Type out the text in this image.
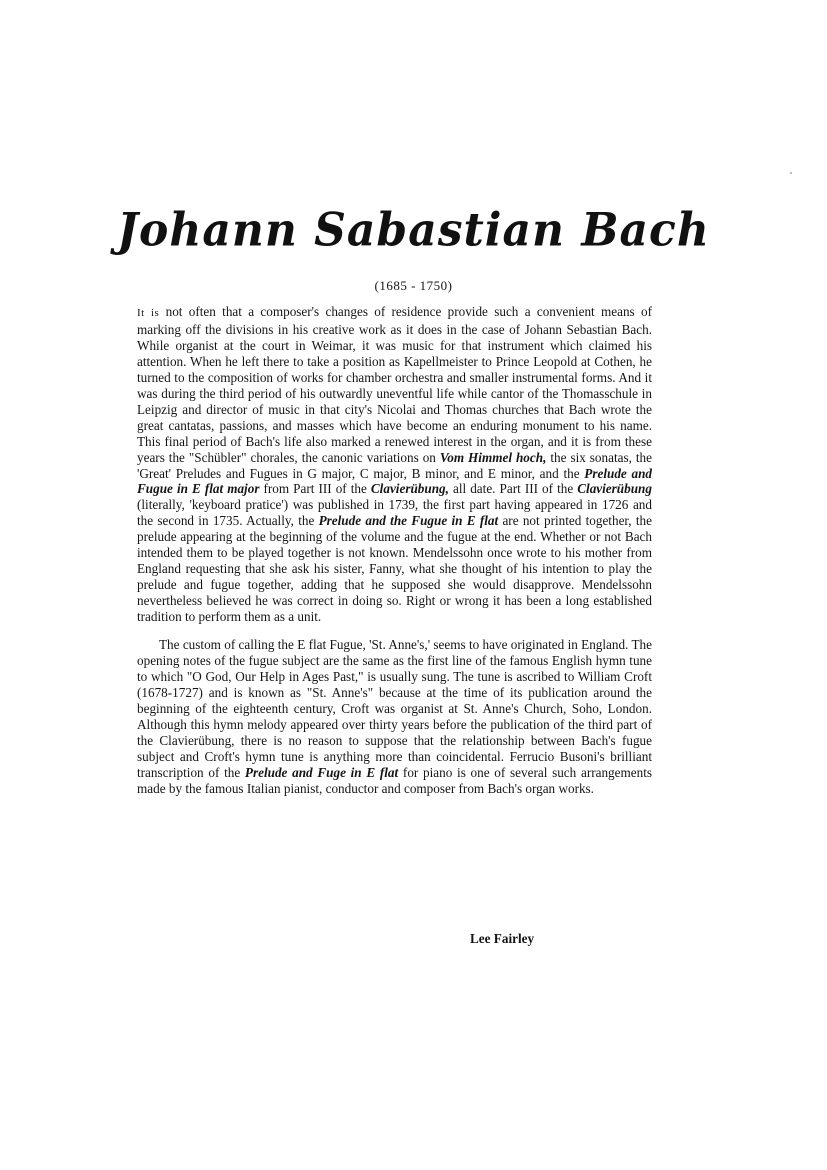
Johann Sabastian Bach
(1685 - 1750)

It is not often that a composer's changes of residence provide such a convenient means of marking off the divisions in his creative work as it does in the case of Johann Sebastian Bach. While organist at the court in Weimar, it was music for that instrument which claimed his attention. When he left there to take a position as Kapellmeister to Prince Leopold at Cothen, he turned to the composition of works for chamber orchestra and smaller instrumental forms. And it was during the third period of his outwardly uneventful life while cantor of the Thomasschule in Leipzig and director of music in that city's Nicolai and Thomas churches that Bach wrote the great cantatas, passions, and masses which have become an enduring monument to his name. This final period of Bach's life also marked a renewed interest in the organ, and it is from these years the "Schübler" chorales, the canonic variations on Vom Himmel hoch, the six sonatas, the 'Great' Preludes and Fugues in G major, C major, B minor, and E minor, and the Prelude and Fugue in E flat major from Part III of the Clavierübung, all date. Part III of the Clavierübung (literally, 'keyboard pratice') was published in 1739, the first part having appeared in 1726 and the second in 1735. Actually, the Prelude and the Fugue in E flat are not printed together, the prelude appearing at the beginning of the volume and the fugue at the end. Whether or not Bach intended them to be played together is not known. Mendelssohn once wrote to his mother from England requesting that she ask his sister, Fanny, what she thought of his intention to play the prelude and fugue together, adding that he supposed she would disapprove. Mendelssohn nevertheless believed he was correct in doing so. Right or wrong it has been a long established tradition to perform them as a unit.

The custom of calling the E flat Fugue, 'St. Anne's,' seems to have originated in England. The opening notes of the fugue subject are the same as the first line of the famous English hymn tune to which "O God, Our Help in Ages Past," is usually sung. The tune is ascribed to William Croft (1678-1727) and is known as "St. Anne's" because at the time of its publication around the beginning of the eighteenth century, Croft was organist at St. Anne's Church, Soho, London. Although this hymn melody appeared over thirty years before the publication of the third part of the Clavierübung, there is no reason to suppose that the relationship between Bach's fugue subject and Croft's hymn tune is anything more than coincidental. Ferrucio Busoni's brilliant transcription of the Prelude and Fuge in E flat for piano is one of several such arrangements made by the famous Italian pianist, conductor and composer from Bach's organ works.

Lee Fairley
+ + + +
Go through the data and gather every line that holds "Johann".

## PROBLEM SOLUTION
Johann Sabastian Bach
It is not often that a composer's changes of residence provide such a convenient means of marking off the divisions in his creative work as it does in the case of Johann Sebastian Bach. While organist at the court in Weimar, it was music for that instrument which claimed his attention. When he left there to take a position as Kapellmeister to Prince Leopold at Cothen, he turned to the composition of works for chamber orchestra and smaller instrumental forms. And it was during the third period of his outwardly uneventful life while cantor of the Thomasschule in Leipzig and director of music in that city's Nicolai and Thomas churches that Bach wrote the great cantatas, passions, and masses which have become an enduring monument to his name. This final period of Bach's life also marked a renewed interest in the organ, and it is from these years the "Schübler" chorales, the canonic variations on Vom Himmel hoch, the six sonatas, the 'Great' Preludes and Fugues in G major, C major, B minor, and E minor, and the Prelude and Fugue in E flat major from Part III of the Clavierübung, all date. Part III of the Clavierübung (literally, 'keyboard pratice') was published in 1739, the first part having appeared in 1726 and the second in 1735. Actually, the Prelude and the Fugue in E flat are not printed together, the prelude appearing at the beginning of the volume and the fugue at the end. Whether or not Bach intended them to be played together is not known. Mendelssohn once wrote to his mother from England requesting that she ask his sister, Fanny, what she thought of his intention to play the prelude and fugue together, adding that he supposed she would disapprove. Mendelssohn nevertheless believed he was correct in doing so. Right or wrong it has been a long established tradition to perform them as a unit.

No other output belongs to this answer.